Dataset entries >>
--------------------------------------------------
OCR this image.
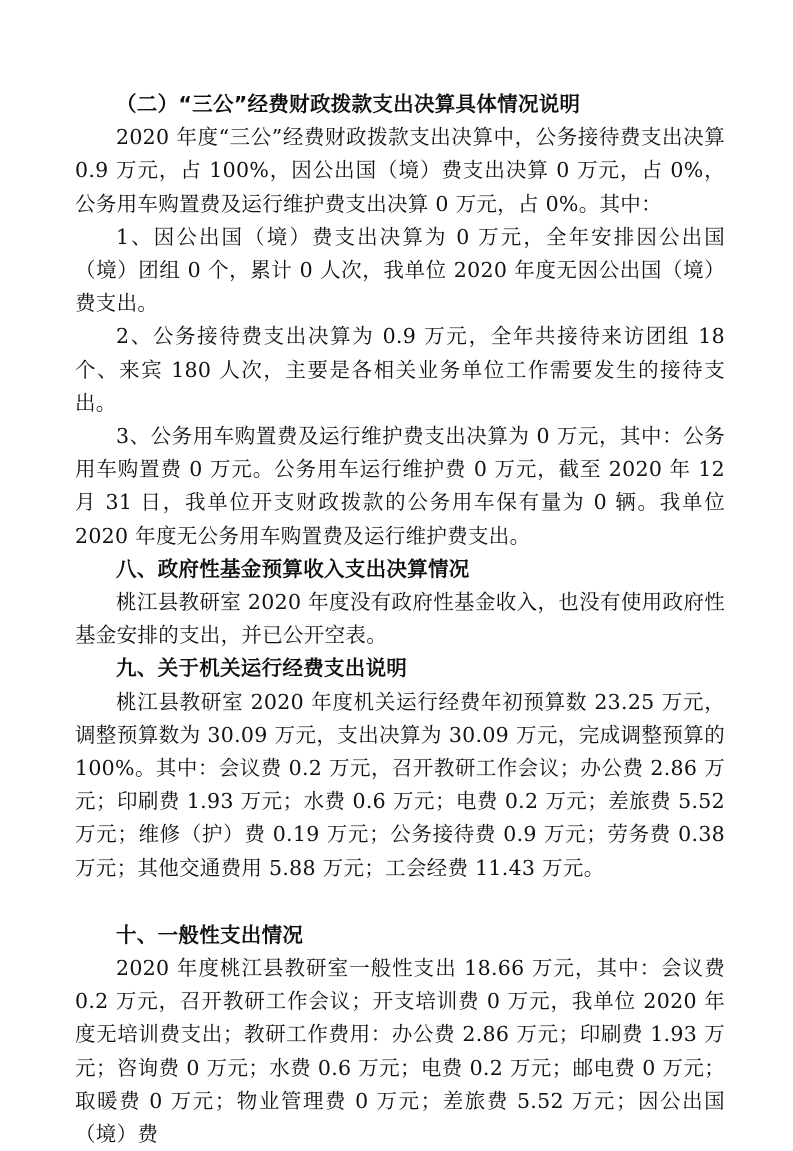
（二）“三公”经费财政拨款支出决算具体情况说明

2020 年度“三公”经费财政拨款支出决算中，公务接待费支出决算 0.9 万元，占 100%，因公出国（境）费支出决算 0 万元，占 0%，公务用车购置费及运行维护费支出决算 0 万元，占 0%。其中：

1、因公出国（境）费支出决算为 0 万元，全年安排因公出国（境）团组 0 个，累计 0 人次，我单位 2020 年度无因公出国（境）费支出。

2、公务接待费支出决算为 0.9 万元，全年共接待来访团组 18 个、来宾 180 人次，主要是各相关业务单位工作需要发生的接待支出。

3、公务用车购置费及运行维护费支出决算为 0 万元，其中：公务用车购置费 0 万元。公务用车运行维护费 0 万元，截至 2020 年 12 月 31 日，我单位开支财政拨款的公务用车保有量为 0 辆。我单位 2020 年度无公务用车购置费及运行维护费支出。

八、政府性基金预算收入支出决算情况

桃江县教研室 2020 年度没有政府性基金收入，也没有使用政府性基金安排的支出，并已公开空表。

九、关于机关运行经费支出说明

桃江县教研室 2020 年度机关运行经费年初预算数 23.25 万元，调整预算数为 30.09 万元，支出决算为 30.09 万元，完成调整预算的 100%。其中：会议费 0.2 万元，召开教研工作会议；办公费 2.86 万元；印刷费 1.93 万元；水费 0.6 万元；电费 0.2 万元；差旅费 5.52 万元；维修（护）费 0.19 万元；公务接待费 0.9 万元；劳务费 0.38 万元；其他交通费用 5.88 万元；工会经费 11.43 万元。

十、一般性支出情况

2020 年度桃江县教研室一般性支出 18.66 万元，其中：会议费 0.2 万元，召开教研工作会议；开支培训费 0 万元，我单位 2020 年度无培训费支出；教研工作费用：办公费 2.86 万元；印刷费 1.93 万元；咨询费 0 万元；水费 0.6 万元；电费 0.2 万元；邮电费 0 万元；取暖费 0 万元；物业管理费 0 万元；差旅费 5.52 万元；因公出国（境）费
--------------------------------------------------
Stated task >> Each entry must be retyped word for word, with every image omitted.

Completed task >>
OCR this image.
（二）“三公”经费财政拨款支出决算具体情况说明

2020 年度“三公”经费财政拨款支出决算中，公务接待费支出决算 0.9 万元，占 100%，因公出国（境）费支出决算 0 万元，占 0%，公务用车购置费及运行维护费支出决算 0 万元，占 0%。其中：

1、因公出国（境）费支出决算为 0 万元，全年安排因公出国（境）团组 0 个，累计 0 人次，我单位 2020 年度无因公出国（境）费支出。

2、公务接待费支出决算为 0.9 万元，全年共接待来访团组 18 个、来宾 180 人次，主要是各相关业务单位工作需要发生的接待支出。

3、公务用车购置费及运行维护费支出决算为 0 万元，其中：公务用车购置费 0 万元。公务用车运行维护费 0 万元，截至 2020 年 12 月 31 日，我单位开支财政拨款的公务用车保有量为 0 辆。我单位 2020 年度无公务用车购置费及运行维护费支出。

八、政府性基金预算收入支出决算情况

桃江县教研室 2020 年度没有政府性基金收入，也没有使用政府性基金安排的支出，并已公开空表。

九、关于机关运行经费支出说明

桃江县教研室 2020 年度机关运行经费年初预算数 23.25 万元，调整预算数为 30.09 万元，支出决算为 30.09 万元，完成调整预算的 100%。其中：会议费 0.2 万元，召开教研工作会议；办公费 2.86 万元；印刷费 1.93 万元；水费 0.6 万元；电费 0.2 万元；差旅费 5.52 万元；维修（护）费 0.19 万元；公务接待费 0.9 万元；劳务费 0.38 万元；其他交通费用 5.88 万元；工会经费 11.43 万元。

十、一般性支出情况

2020 年度桃江县教研室一般性支出 18.66 万元，其中：会议费 0.2 万元，召开教研工作会议；开支培训费 0 万元，我单位 2020 年度无培训费支出；教研工作费用：办公费 2.86 万元；印刷费 1.93 万元；咨询费 0 万元；水费 0.6 万元；电费 0.2 万元；邮电费 0 万元；取暖费 0 万元；物业管理费 0 万元；差旅费 5.52 万元；因公出国（境）费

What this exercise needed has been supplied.